(Aim):
Identify all lines of the data containing the string "color" and copy them.

# Start of Data for the task

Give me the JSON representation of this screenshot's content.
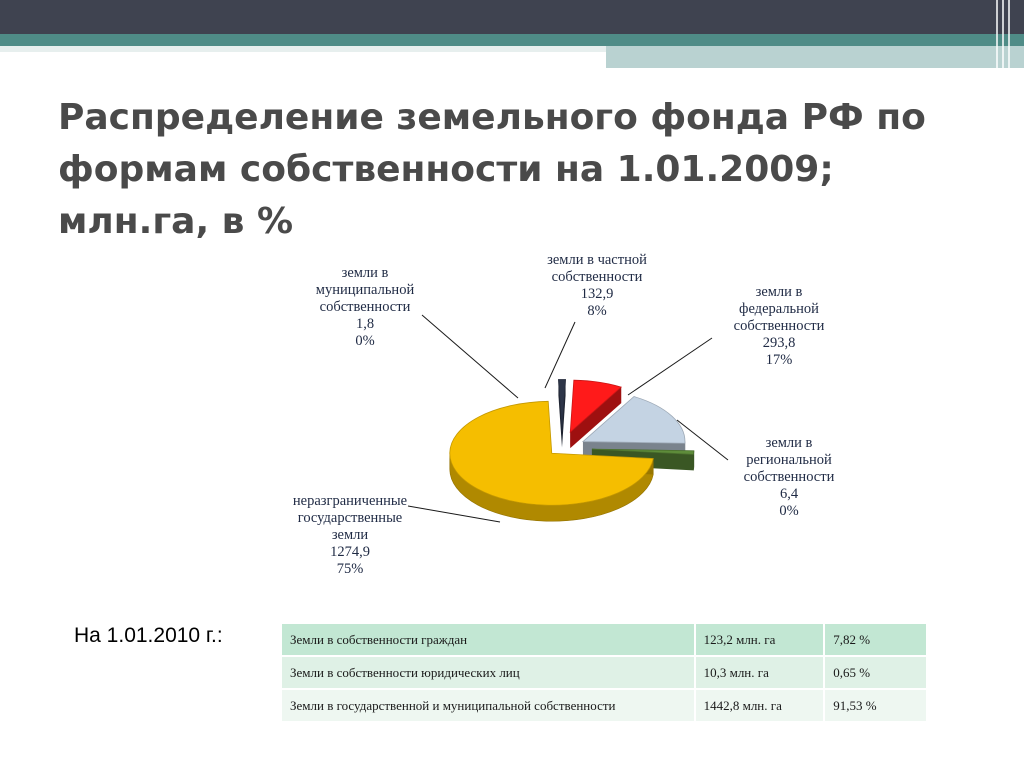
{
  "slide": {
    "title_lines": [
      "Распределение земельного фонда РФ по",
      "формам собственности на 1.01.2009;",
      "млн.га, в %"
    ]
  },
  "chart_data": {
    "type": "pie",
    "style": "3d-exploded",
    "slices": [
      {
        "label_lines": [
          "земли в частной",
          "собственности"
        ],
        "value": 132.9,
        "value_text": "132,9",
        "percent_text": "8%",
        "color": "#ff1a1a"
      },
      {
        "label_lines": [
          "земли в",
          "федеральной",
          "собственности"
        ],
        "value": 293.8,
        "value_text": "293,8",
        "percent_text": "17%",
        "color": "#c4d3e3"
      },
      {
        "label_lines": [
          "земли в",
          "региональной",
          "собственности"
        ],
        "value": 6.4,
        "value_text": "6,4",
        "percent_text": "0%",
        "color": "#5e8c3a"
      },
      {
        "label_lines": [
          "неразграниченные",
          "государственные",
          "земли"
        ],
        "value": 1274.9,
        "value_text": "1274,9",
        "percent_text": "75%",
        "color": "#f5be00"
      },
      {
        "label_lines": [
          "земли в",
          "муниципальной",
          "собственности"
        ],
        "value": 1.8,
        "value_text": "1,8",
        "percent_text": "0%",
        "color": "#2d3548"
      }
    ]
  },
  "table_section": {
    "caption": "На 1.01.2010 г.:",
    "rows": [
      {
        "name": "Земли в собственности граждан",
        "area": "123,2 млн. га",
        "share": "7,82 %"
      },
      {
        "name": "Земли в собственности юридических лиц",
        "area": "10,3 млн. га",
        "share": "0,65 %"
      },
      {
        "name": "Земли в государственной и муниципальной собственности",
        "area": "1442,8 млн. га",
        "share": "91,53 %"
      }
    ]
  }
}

# End of Data for the task

(Response to this task):
        "color": "#ff1a1a"
        "color": "#c4d3e3"
        "color": "#5e8c3a"
        "color": "#f5be00"
        "color": "#2d3548"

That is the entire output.